GIVEN DATA:
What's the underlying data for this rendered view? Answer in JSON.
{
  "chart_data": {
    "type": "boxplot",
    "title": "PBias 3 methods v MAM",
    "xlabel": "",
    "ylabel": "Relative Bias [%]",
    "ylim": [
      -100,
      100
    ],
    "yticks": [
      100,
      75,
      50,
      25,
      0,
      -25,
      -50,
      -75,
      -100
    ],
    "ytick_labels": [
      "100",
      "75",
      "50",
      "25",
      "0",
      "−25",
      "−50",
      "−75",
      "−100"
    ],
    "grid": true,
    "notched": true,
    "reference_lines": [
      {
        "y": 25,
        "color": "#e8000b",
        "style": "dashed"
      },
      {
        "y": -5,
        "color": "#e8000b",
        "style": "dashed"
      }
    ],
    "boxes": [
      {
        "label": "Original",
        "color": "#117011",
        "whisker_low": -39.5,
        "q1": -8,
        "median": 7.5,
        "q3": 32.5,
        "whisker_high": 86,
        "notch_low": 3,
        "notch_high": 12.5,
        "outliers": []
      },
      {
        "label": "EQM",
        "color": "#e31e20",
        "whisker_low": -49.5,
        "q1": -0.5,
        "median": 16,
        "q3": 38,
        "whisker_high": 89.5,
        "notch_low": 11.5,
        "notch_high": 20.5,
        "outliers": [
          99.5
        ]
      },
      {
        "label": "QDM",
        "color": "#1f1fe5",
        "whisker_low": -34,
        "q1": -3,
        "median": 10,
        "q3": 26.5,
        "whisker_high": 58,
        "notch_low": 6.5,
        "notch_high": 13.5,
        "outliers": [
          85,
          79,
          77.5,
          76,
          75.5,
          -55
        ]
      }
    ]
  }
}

WHAT IS REQUIRED: Hand back the material above in full, exactly as written.

RESULT FOR THIS EXERCISE:
What's the underlying data for this rendered view? Answer in JSON.
{
  "chart_data": {
    "type": "boxplot",
    "title": "PBias 3 methods v MAM",
    "xlabel": "",
    "ylabel": "Relative Bias [%]",
    "ylim": [
      -100,
      100
    ],
    "yticks": [
      100,
      75,
      50,
      25,
      0,
      -25,
      -50,
      -75,
      -100
    ],
    "ytick_labels": [
      "100",
      "75",
      "50",
      "25",
      "0",
      "−25",
      "−50",
      "−75",
      "−100"
    ],
    "grid": true,
    "notched": true,
    "reference_lines": [
      {
        "y": 25,
        "color": "#e8000b",
        "style": "dashed"
      },
      {
        "y": -5,
        "color": "#e8000b",
        "style": "dashed"
      }
    ],
    "boxes": [
      {
        "label": "Original",
        "color": "#117011",
        "whisker_low": -39.5,
        "q1": -8,
        "median": 7.5,
        "q3": 32.5,
        "whisker_high": 86,
        "notch_low": 3,
        "notch_high": 12.5,
        "outliers": []
      },
      {
        "label": "EQM",
        "color": "#e31e20",
        "whisker_low": -49.5,
        "q1": -0.5,
        "median": 16,
        "q3": 38,
        "whisker_high": 89.5,
        "notch_low": 11.5,
        "notch_high": 20.5,
        "outliers": [
          99.5
        ]
      },
      {
        "label": "QDM",
        "color": "#1f1fe5",
        "whisker_low": -34,
        "q1": -3,
        "median": 10,
        "q3": 26.5,
        "whisker_high": 58,
        "notch_low": 6.5,
        "notch_high": 13.5,
        "outliers": [
          85,
          79,
          77.5,
          76,
          75.5,
          -55
        ]
      }
    ]
  }
}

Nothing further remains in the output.